## The task:
Below are some records; reproduce every one of them exactly.

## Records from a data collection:
BEGIN

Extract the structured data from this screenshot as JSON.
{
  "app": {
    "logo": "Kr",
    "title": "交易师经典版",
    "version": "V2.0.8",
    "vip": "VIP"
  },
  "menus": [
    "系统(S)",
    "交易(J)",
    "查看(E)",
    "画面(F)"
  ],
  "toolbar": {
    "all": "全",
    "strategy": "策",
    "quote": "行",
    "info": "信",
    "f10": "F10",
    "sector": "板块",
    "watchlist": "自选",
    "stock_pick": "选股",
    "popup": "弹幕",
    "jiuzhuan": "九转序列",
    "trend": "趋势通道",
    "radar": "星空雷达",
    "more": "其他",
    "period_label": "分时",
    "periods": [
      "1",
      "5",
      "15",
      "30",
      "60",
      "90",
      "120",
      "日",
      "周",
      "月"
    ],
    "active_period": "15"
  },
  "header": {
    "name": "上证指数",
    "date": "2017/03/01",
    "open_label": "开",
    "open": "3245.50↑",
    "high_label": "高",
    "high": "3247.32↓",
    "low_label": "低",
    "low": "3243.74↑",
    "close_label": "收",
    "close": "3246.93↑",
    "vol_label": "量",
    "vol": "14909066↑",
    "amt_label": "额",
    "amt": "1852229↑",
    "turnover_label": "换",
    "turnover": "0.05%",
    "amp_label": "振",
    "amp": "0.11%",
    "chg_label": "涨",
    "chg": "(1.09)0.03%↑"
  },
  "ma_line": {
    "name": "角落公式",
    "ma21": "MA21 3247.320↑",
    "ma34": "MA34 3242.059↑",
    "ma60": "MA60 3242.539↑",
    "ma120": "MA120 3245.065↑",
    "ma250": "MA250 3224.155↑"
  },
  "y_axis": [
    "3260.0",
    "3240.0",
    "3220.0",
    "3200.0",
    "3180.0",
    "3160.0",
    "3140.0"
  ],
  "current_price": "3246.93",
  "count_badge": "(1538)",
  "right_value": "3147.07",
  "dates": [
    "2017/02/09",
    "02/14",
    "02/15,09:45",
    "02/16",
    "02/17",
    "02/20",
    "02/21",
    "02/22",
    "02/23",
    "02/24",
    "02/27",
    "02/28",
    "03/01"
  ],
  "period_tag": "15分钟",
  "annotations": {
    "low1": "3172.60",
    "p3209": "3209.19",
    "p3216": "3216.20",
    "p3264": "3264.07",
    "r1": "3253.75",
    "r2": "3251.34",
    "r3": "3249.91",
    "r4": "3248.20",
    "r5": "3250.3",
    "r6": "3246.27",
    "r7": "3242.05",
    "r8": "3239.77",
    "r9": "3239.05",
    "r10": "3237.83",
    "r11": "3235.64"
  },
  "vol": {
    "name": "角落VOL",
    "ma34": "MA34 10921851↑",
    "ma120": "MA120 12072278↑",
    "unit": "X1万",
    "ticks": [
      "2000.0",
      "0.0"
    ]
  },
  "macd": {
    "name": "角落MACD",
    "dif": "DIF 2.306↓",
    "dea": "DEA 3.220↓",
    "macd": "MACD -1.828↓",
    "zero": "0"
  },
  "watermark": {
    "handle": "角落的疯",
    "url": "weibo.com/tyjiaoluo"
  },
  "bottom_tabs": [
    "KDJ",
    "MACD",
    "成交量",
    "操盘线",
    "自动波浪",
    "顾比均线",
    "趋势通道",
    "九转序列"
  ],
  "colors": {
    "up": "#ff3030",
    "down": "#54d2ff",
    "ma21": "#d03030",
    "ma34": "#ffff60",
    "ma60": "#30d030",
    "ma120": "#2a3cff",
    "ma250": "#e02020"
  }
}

END

## Answer to this exercise:
Extract the structured data from this screenshot as JSON.
{
  "app": {
    "logo": "Kr",
    "title": "交易师经典版",
    "version": "V2.0.8",
    "vip": "VIP"
  },
  "menus": [
    "系统(S)",
    "交易(J)",
    "查看(E)",
    "画面(F)"
  ],
  "toolbar": {
    "all": "全",
    "strategy": "策",
    "quote": "行",
    "info": "信",
    "f10": "F10",
    "sector": "板块",
    "watchlist": "自选",
    "stock_pick": "选股",
    "popup": "弹幕",
    "jiuzhuan": "九转序列",
    "trend": "趋势通道",
    "radar": "星空雷达",
    "more": "其他",
    "period_label": "分时",
    "periods": [
      "1",
      "5",
      "15",
      "30",
      "60",
      "90",
      "120",
      "日",
      "周",
      "月"
    ],
    "active_period": "15"
  },
  "header": {
    "name": "上证指数",
    "date": "2017/03/01",
    "open_label": "开",
    "open": "3245.50↑",
    "high_label": "高",
    "high": "3247.32↓",
    "low_label": "低",
    "low": "3243.74↑",
    "close_label": "收",
    "close": "3246.93↑",
    "vol_label": "量",
    "vol": "14909066↑",
    "amt_label": "额",
    "amt": "1852229↑",
    "turnover_label": "换",
    "turnover": "0.05%",
    "amp_label": "振",
    "amp": "0.11%",
    "chg_label": "涨",
    "chg": "(1.09)0.03%↑"
  },
  "ma_line": {
    "name": "角落公式",
    "ma21": "MA21 3247.320↑",
    "ma34": "MA34 3242.059↑",
    "ma60": "MA60 3242.539↑",
    "ma120": "MA120 3245.065↑",
    "ma250": "MA250 3224.155↑"
  },
  "y_axis": [
    "3260.0",
    "3240.0",
    "3220.0",
    "3200.0",
    "3180.0",
    "3160.0",
    "3140.0"
  ],
  "current_price": "3246.93",
  "count_badge": "(1538)",
  "right_value": "3147.07",
  "dates": [
    "2017/02/09",
    "02/14",
    "02/15,09:45",
    "02/16",
    "02/17",
    "02/20",
    "02/21",
    "02/22",
    "02/23",
    "02/24",
    "02/27",
    "02/28",
    "03/01"
  ],
  "period_tag": "15分钟",
  "annotations": {
    "low1": "3172.60",
    "p3209": "3209.19",
    "p3216": "3216.20",
    "p3264": "3264.07",
    "r1": "3253.75",
    "r2": "3251.34",
    "r3": "3249.91",
    "r4": "3248.20",
    "r5": "3250.3",
    "r6": "3246.27",
    "r7": "3242.05",
    "r8": "3239.77",
    "r9": "3239.05",
    "r10": "3237.83",
    "r11": "3235.64"
  },
  "vol": {
    "name": "角落VOL",
    "ma34": "MA34 10921851↑",
    "ma120": "MA120 12072278↑",
    "unit": "X1万",
    "ticks": [
      "2000.0",
      "0.0"
    ]
  },
  "macd": {
    "name": "角落MACD",
    "dif": "DIF 2.306↓",
    "dea": "DEA 3.220↓",
    "macd": "MACD -1.828↓",
    "zero": "0"
  },
  "watermark": {
    "handle": "角落的疯",
    "url": "weibo.com/tyjiaoluo"
  },
  "bottom_tabs": [
    "KDJ",
    "MACD",
    "成交量",
    "操盘线",
    "自动波浪",
    "顾比均线",
    "趋势通道",
    "九转序列"
  ],
  "colors": {
    "up": "#ff3030",
    "down": "#54d2ff",
    "ma21": "#d03030",
    "ma34": "#ffff60",
    "ma60": "#30d030",
    "ma120": "#2a3cff",
    "ma250": "#e02020"
  }
}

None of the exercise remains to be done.